▸ **WRITTEN INSTRUCTION**: Tally the lines in the listing below that include "this". Answer with the count and nothing more.

▸ **LISTED ENTRIES**:
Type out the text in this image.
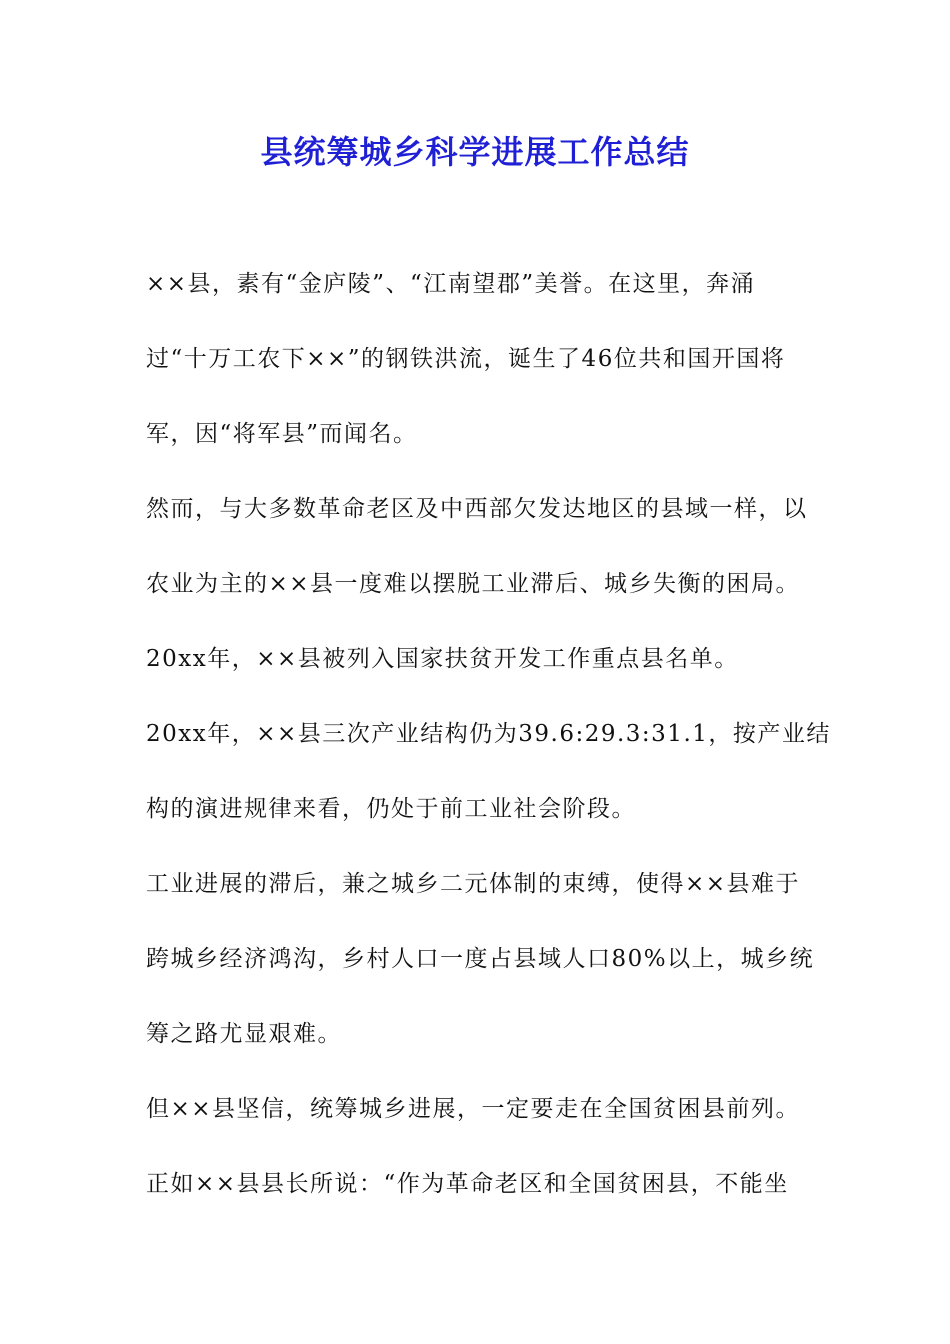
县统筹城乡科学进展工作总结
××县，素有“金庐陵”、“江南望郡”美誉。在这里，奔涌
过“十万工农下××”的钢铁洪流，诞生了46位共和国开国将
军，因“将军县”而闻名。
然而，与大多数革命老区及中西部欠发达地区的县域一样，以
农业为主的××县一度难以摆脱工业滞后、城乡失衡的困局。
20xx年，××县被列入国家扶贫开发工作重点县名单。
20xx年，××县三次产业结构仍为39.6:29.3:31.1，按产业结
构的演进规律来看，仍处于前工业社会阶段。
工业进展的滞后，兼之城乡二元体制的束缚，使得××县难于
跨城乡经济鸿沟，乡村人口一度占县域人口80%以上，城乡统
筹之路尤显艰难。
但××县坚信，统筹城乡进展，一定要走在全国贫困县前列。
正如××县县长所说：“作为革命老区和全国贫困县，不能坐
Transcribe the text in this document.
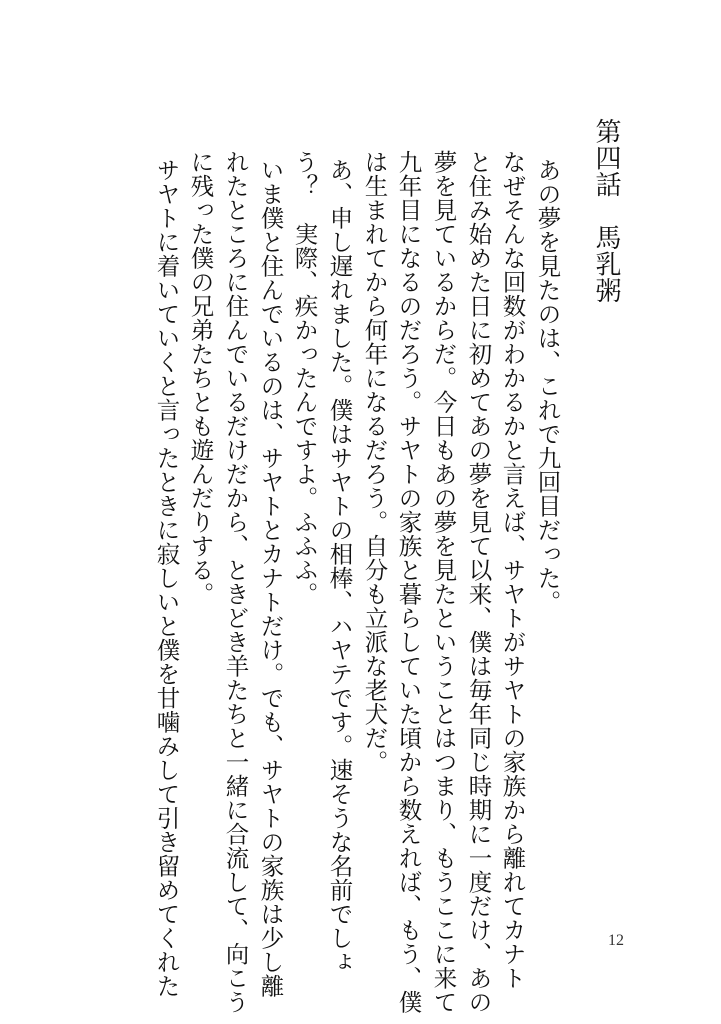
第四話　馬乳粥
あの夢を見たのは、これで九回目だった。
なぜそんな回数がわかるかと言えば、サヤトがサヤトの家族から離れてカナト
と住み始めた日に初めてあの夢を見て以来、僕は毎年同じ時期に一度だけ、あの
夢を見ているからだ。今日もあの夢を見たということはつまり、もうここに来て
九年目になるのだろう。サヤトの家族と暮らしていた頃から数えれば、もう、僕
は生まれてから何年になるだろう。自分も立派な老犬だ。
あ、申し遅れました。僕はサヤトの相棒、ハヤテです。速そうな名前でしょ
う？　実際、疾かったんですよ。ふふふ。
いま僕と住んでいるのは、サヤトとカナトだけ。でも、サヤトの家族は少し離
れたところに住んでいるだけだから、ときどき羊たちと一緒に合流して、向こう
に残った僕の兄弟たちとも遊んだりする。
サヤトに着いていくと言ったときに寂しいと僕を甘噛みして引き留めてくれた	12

▸ **FINAL RESULT**: 2